* _CONSEGNE_
A – Riporta per intero il brano da leggere, identico in ogni parola e in ogni segno.
B – Trascrivi senza modifiche le righe di annotazione delle regioni, cominciando dalla riga che contiene "slider-tick [1037, 593, 1039, 598]" e proseguendo fino alla riga che contiene "wheel-center-dot [947, 342, 953, 348]", entrambe incluse; riporta soltanto queste.

Ho la certezza, rileggendo questa frase di Rais, che per tutto il tempo in cui ho navigato con il tragico pirata Dragut e i suoi scherani, per gli anni di convivenza con la misteriosa e unica Bora, desiderata da due uomini, salvati forse inconsapevolmente dal suo immenso amore, per i giorni e i giorni trascorsi a dipanare il filo ritorto della trama di spionaggio che ho tessuto sulla scia di una mappa maledetta, per i mesi di domande sulla vita di questi marinai, sul languore delle loro lontananze, sull’impossibile loro amplesso con la vita agra e la morte amica… ecco, per tutto questo tempo, e forse per tutto il tempo di questi decenni di scrittura, romanzi, saggi, articoli, racconti… non ho fatto che guardare intorno a me, cinquecento anni dopo i fatti descritti in Rais, pensando le mie domande, immaginando le vostre, osservando la mia rotta, di conserva a quella di tutte le barche, sporto dalla delfiniera della mia vita, come voi della vostra.

[Righe di annotazione delle regioni]
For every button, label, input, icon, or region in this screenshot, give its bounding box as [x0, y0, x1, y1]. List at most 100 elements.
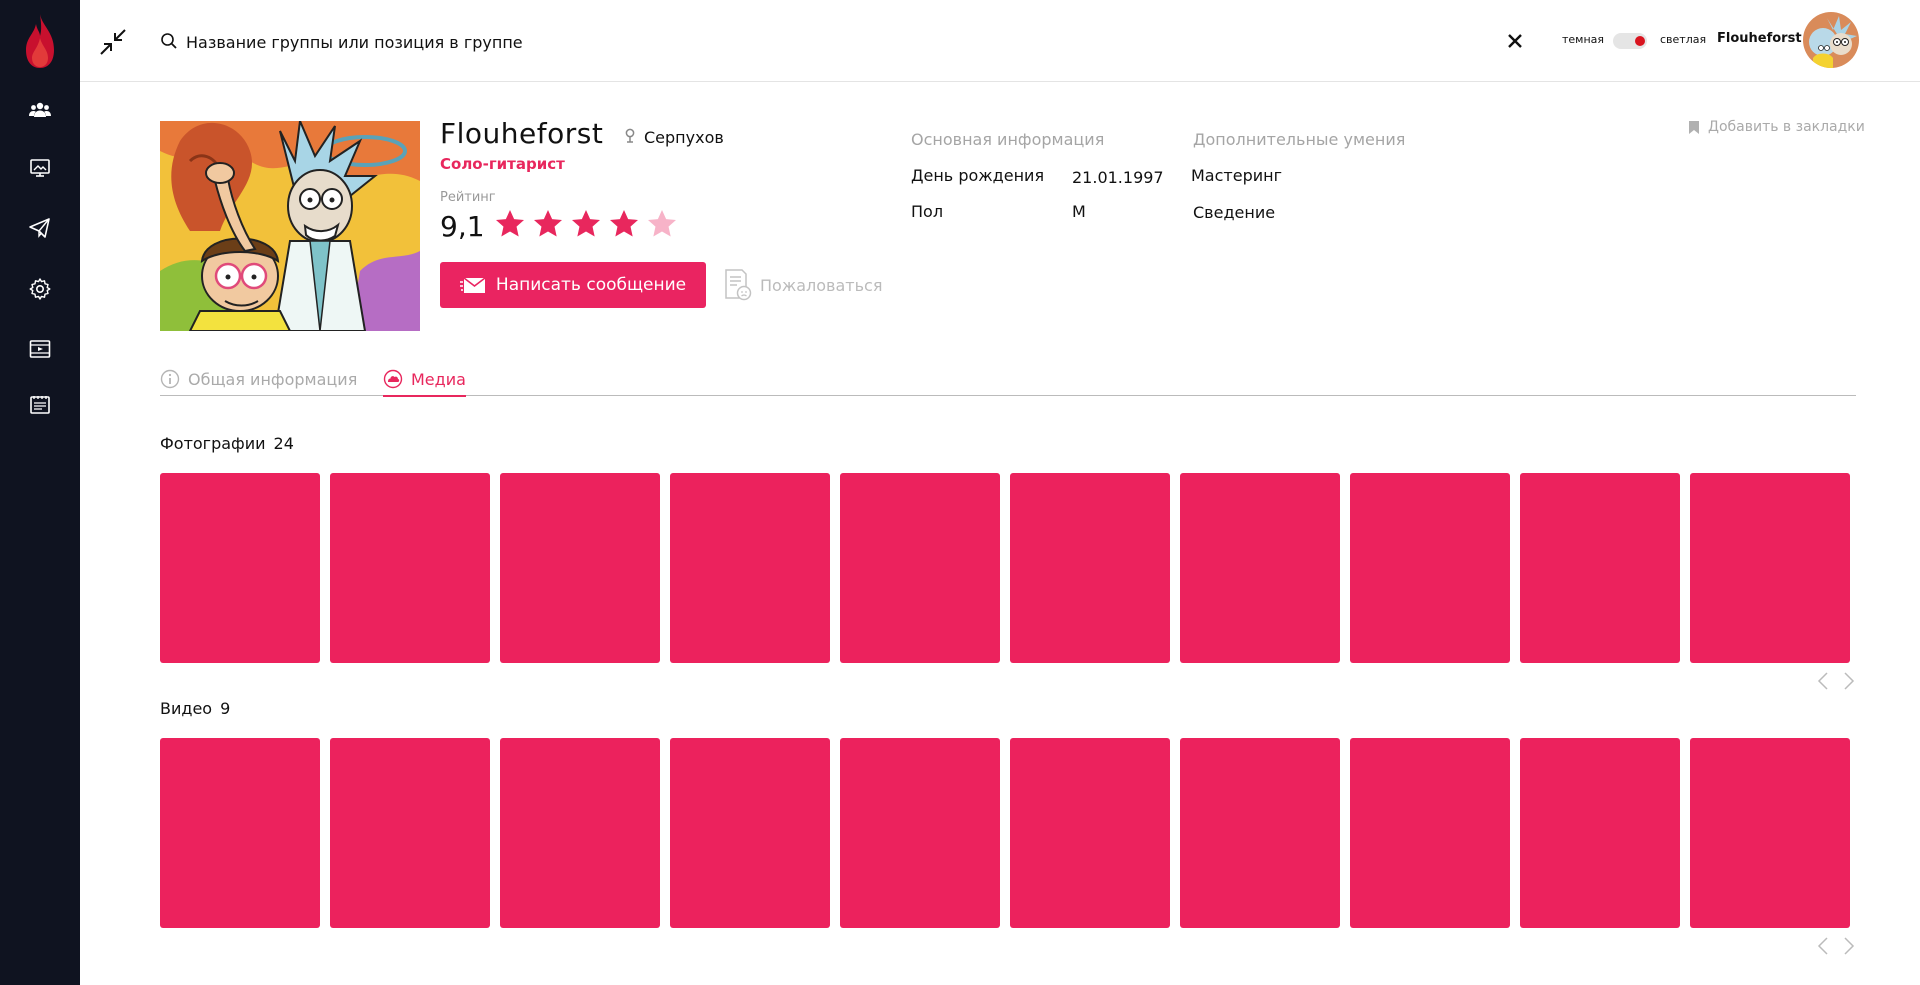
bookmark-icon	[1689, 120, 1699, 134]
newspaper-icon	[30, 396, 50, 414]
skill-item: Мастеринг	[1191, 166, 1282, 185]
send-message-button[interactable]: Написать сообщение	[440, 262, 706, 308]
close-icon	[1508, 34, 1522, 48]
tab-media-label: Медиа	[411, 369, 466, 389]
profile-tabs: Общая информация Медиа	[160, 364, 1856, 397]
chevron-right-icon[interactable]	[1843, 672, 1855, 690]
sidebar-item-news[interactable]	[0, 383, 80, 427]
profile-location: Серпухов	[644, 128, 724, 147]
media-tile[interactable]	[1520, 473, 1680, 663]
media-tile[interactable]	[500, 473, 660, 663]
profile-photo	[160, 121, 420, 331]
videos-title: Видео	[160, 699, 213, 718]
rating-stars	[494, 208, 678, 240]
media-tile[interactable]	[160, 738, 320, 928]
complain-button[interactable]: Пожаловаться	[724, 268, 882, 302]
info-value-gender: М	[1072, 202, 1086, 221]
avatar-image	[1803, 12, 1859, 68]
sidebar-item-users[interactable]	[0, 88, 80, 132]
avatar[interactable]	[1803, 12, 1859, 68]
rating-value: 9,1	[440, 210, 485, 243]
app-logo[interactable]	[20, 12, 60, 72]
media-tile[interactable]	[1520, 738, 1680, 928]
complain-label: Пожаловаться	[760, 275, 883, 295]
add-bookmark-button[interactable]: Добавить в закладки	[1688, 119, 1865, 135]
sidebar-item-messages[interactable]	[0, 206, 80, 250]
send-message-label: Написать сообщение	[495, 275, 687, 295]
photos-gallery	[160, 473, 1856, 663]
star-filled-icon	[496, 210, 524, 237]
profile-photo-illustration	[160, 121, 420, 331]
media-tile[interactable]	[840, 738, 1000, 928]
media-tile[interactable]	[160, 473, 320, 663]
media-tile[interactable]	[1180, 473, 1340, 663]
media-tile[interactable]	[500, 738, 660, 928]
theme-toggle-knob	[1635, 36, 1645, 46]
skill-item: Сведение	[1193, 203, 1276, 222]
chevron-left-icon[interactable]	[1817, 937, 1829, 955]
info-icon	[160, 369, 180, 389]
media-tile[interactable]	[1690, 738, 1850, 928]
photos-section-title: Фотографии 24	[160, 434, 294, 453]
media-tile[interactable]	[1690, 473, 1850, 663]
media-tile[interactable]	[840, 473, 1000, 663]
info-label-birthday: День рождения	[911, 166, 1045, 185]
star-empty-icon	[648, 210, 676, 237]
theme-light-label: светлая	[1660, 33, 1707, 46]
media-tile[interactable]	[670, 738, 830, 928]
app-root: темная светлая Flouheforst	[0, 0, 1920, 985]
photos-title: Фотографии	[160, 434, 266, 453]
info-label-gender: Пол	[911, 202, 944, 221]
users-icon	[29, 102, 51, 117]
gear-icon	[29, 278, 51, 300]
star-filled-icon	[610, 210, 638, 237]
collapse-button[interactable]	[98, 27, 128, 57]
complaint-document-icon	[725, 269, 752, 301]
tab-general-info-label: Общая информация	[188, 369, 358, 389]
user-name[interactable]: Flouheforst	[1717, 31, 1802, 46]
tab-media[interactable]: Медиа	[383, 364, 466, 397]
paper-plane-icon	[29, 218, 50, 238]
chevron-left-icon[interactable]	[1817, 672, 1829, 690]
videos-pager	[1817, 937, 1855, 955]
sidebar-item-gallery[interactable]	[0, 146, 80, 190]
top-bar: темная светлая Flouheforst	[80, 0, 1920, 82]
sidebar	[0, 0, 80, 985]
media-tile[interactable]	[330, 473, 490, 663]
extra-skills-title: Дополнительные умения	[1193, 130, 1406, 149]
media-tile[interactable]	[1180, 738, 1340, 928]
media-tile[interactable]	[670, 473, 830, 663]
star-filled-icon	[534, 210, 562, 237]
info-value-birthday: 21.01.1997	[1072, 168, 1164, 187]
sidebar-item-video[interactable]	[0, 327, 80, 371]
envelope-icon	[459, 277, 486, 293]
media-tile[interactable]	[1350, 473, 1510, 663]
flame-logo-icon	[26, 14, 54, 68]
gallery-icon	[30, 159, 50, 177]
collapse-arrows-icon	[100, 29, 126, 55]
rating-label: Рейтинг	[440, 190, 496, 205]
videos-section-title: Видео 9	[160, 699, 230, 718]
photos-pager	[1817, 672, 1855, 690]
theme-toggle[interactable]	[1613, 33, 1647, 49]
soundcloud-icon	[383, 369, 403, 389]
profile-role: Соло-гитарист	[440, 155, 565, 173]
videos-gallery	[160, 738, 1856, 928]
videos-count: 9	[220, 699, 231, 718]
photos-count: 24	[273, 434, 294, 453]
film-icon	[29, 340, 51, 358]
search-icon	[161, 33, 177, 49]
clear-search-button[interactable]	[1504, 30, 1526, 52]
location-pin-icon	[625, 128, 635, 143]
media-tile[interactable]	[1010, 473, 1170, 663]
tab-general-info[interactable]: Общая информация	[160, 364, 357, 394]
search-input[interactable]	[186, 27, 886, 57]
theme-dark-label: темная	[1562, 33, 1605, 46]
media-tile[interactable]	[1350, 738, 1510, 928]
sidebar-item-settings[interactable]	[0, 267, 80, 311]
chevron-right-icon[interactable]	[1843, 937, 1855, 955]
media-tile[interactable]	[1010, 738, 1170, 928]
media-tile[interactable]	[330, 738, 490, 928]
main-info-title: Основная информация	[911, 130, 1105, 149]
profile-name: Flouheforst	[440, 117, 604, 150]
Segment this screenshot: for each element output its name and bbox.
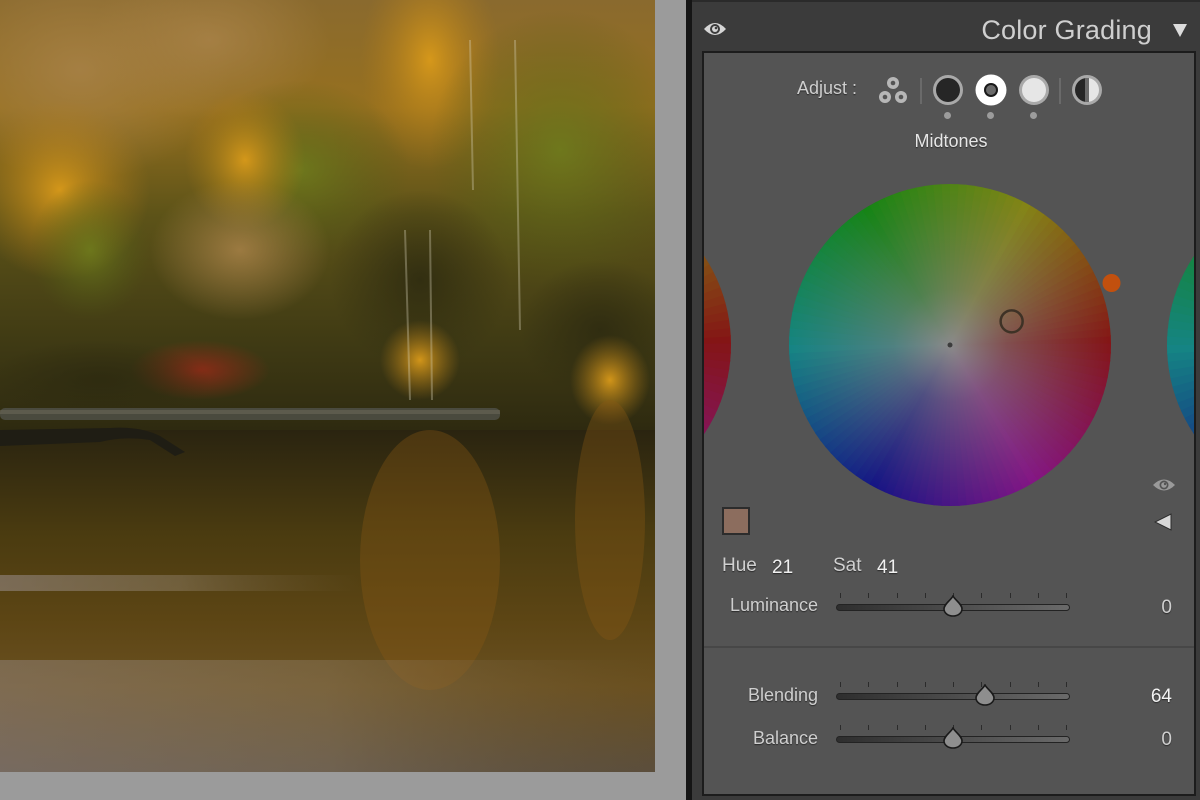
slider-tick [1037, 593, 1039, 598]
three-way-view-button[interactable] [876, 74, 910, 108]
mode-divider [920, 78, 922, 104]
slider-tick [896, 725, 898, 730]
slider-tick [868, 593, 870, 598]
color-wheel-area [704, 176, 1196, 514]
luminance-slider[interactable] [836, 593, 1070, 617]
hue-label: Hue [722, 555, 757, 576]
slider-tick [1037, 682, 1039, 687]
half-circle-icon [1072, 75, 1102, 105]
slider-tick [981, 725, 983, 730]
panel-title: Color Grading [981, 15, 1152, 45]
slider-tick [868, 682, 870, 687]
color-swatch[interactable] [722, 507, 750, 535]
slider-tick [1009, 682, 1011, 687]
sat-value[interactable]: 41 [877, 557, 898, 579]
light-circle-icon [1019, 75, 1049, 105]
wheel-center-dot [947, 342, 953, 348]
three-circles-icon [879, 77, 907, 103]
luminance-label: Luminance [729, 595, 818, 615]
slider-tick [1066, 725, 1067, 730]
slider-tick [1037, 725, 1039, 730]
global-button[interactable] [1070, 73, 1104, 107]
blending-value[interactable]: 64 [1151, 686, 1172, 708]
slider-tick [1009, 593, 1011, 598]
slider-tick [896, 593, 898, 598]
highlights-indicator-dot [1030, 112, 1037, 119]
slider-tick [896, 682, 898, 687]
slider-tick [840, 725, 841, 730]
color-grading-body: Adjust : Midtones Hue 21 Sat 41 Luminanc… [702, 51, 1196, 796]
slider-tick [868, 725, 870, 730]
sat-label: Sat [833, 555, 862, 576]
slider-tick [924, 682, 926, 687]
slider-tick [924, 725, 926, 730]
balance-slider[interactable] [836, 725, 1070, 749]
eye-icon[interactable] [703, 20, 727, 38]
wheel-hue-sector [704, 343, 731, 354]
shadows-indicator-dot [944, 112, 951, 119]
triangle-left-icon[interactable] [1154, 513, 1172, 531]
active-region-label: Midtones [914, 131, 988, 151]
balance-value[interactable]: 0 [1161, 729, 1172, 751]
shadows-button[interactable] [931, 73, 965, 107]
slider-tick [981, 593, 983, 598]
photo-canvas-area [0, 0, 688, 800]
slider-track[interactable] [836, 693, 1070, 700]
slider-tick [1009, 725, 1011, 730]
hue-value[interactable]: 21 [772, 557, 793, 579]
highlights-button[interactable] [1017, 73, 1051, 107]
balance-label: Balance [752, 728, 818, 748]
photo-preview[interactable] [0, 0, 655, 772]
mid-circle-icon [975, 74, 1007, 106]
luminance-value[interactable]: 0 [1161, 597, 1172, 619]
slider-thumb[interactable] [942, 727, 964, 749]
color-grading-panel: Color Grading Adjust: Midtones Hue 21 S… [692, 0, 1200, 800]
slider-tick [840, 593, 841, 598]
blending-slider[interactable] [836, 682, 1070, 706]
blending-label: Blending [747, 685, 818, 705]
eye-icon[interactable] [1152, 477, 1176, 493]
mode-divider [1059, 78, 1061, 104]
shadows-wheel-partial[interactable] [704, 176, 739, 514]
autumn-river-photo [0, 0, 655, 772]
adjust-label: Adjust : [797, 78, 858, 98]
midtones-button[interactable] [974, 73, 1008, 107]
highlights-wheel-partial[interactable] [1159, 176, 1196, 514]
dark-circle-icon [933, 75, 963, 105]
slider-tick [924, 593, 926, 598]
midtones-indicator-dot [987, 112, 994, 119]
section-divider [704, 646, 1194, 648]
slider-tick [840, 682, 841, 687]
slider-tick [1066, 682, 1067, 687]
panel-header[interactable]: Color Grading [692, 4, 1200, 52]
slider-thumb[interactable] [942, 595, 964, 617]
lightroom-window: Color Grading Adjust: Midtones Hue 21 S… [0, 0, 1200, 800]
hue-marker[interactable] [1102, 274, 1121, 293]
triangle-down-icon[interactable] [1172, 22, 1188, 38]
slider-thumb[interactable] [974, 684, 996, 706]
slider-tick [1066, 593, 1067, 598]
slider-tick [953, 682, 954, 687]
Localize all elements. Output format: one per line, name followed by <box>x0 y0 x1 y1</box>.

* _ESERCIZI SVOLTI_
A –
Ho la certezza, rileggendo questa frase di Rais, che per tutto il tempo in cui ho navigato con il tragico pirata Dragut e i suoi scherani, per gli anni di convivenza con la misteriosa e unica Bora, desiderata da due uomini, salvati forse inconsapevolmente dal suo immenso amore, per i giorni e i giorni trascorsi a dipanare il filo ritorto della trama di spionaggio che ho tessuto sulla scia di una mappa maledetta, per i mesi di domande sulla vita di questi marinai, sul languore delle loro lontananze, sull’impossibile loro amplesso con la vita agra e la morte amica… ecco, per tutto questo tempo, e forse per tutto il tempo di questi decenni di scrittura, romanzi, saggi, articoli, racconti… non ho fatto che guardare intorno a me, cinquecento anni dopo i fatti descritti in Rais, pensando le mie domande, immaginando le vostre, osservando la mia rotta, di conserva a quella di tutte le barche, sporto dalla delfiniera della mia vita, come voi della vostra.

B –
slider-tick [1037, 593, 1039, 598]
three-way-view-button[interactable] [876, 74, 910, 108]
mode-divider [920, 78, 922, 104]
slider-tick [896, 725, 898, 730]
slider-tick [868, 593, 870, 598]
color-wheel-area [704, 176, 1196, 514]
luminance-slider[interactable] [836, 593, 1070, 617]
hue-label: Hue [722, 555, 757, 576]
slider-tick [1037, 682, 1039, 687]
half-circle-icon [1072, 75, 1102, 105]
slider-tick [981, 725, 983, 730]
panel-title: Color Grading [981, 15, 1152, 45]
slider-tick [868, 682, 870, 687]
color-swatch[interactable] [722, 507, 750, 535]
slider-tick [1009, 682, 1011, 687]
sat-value[interactable]: 41 [877, 557, 898, 579]
light-circle-icon [1019, 75, 1049, 105]
wheel-center-dot [947, 342, 953, 348]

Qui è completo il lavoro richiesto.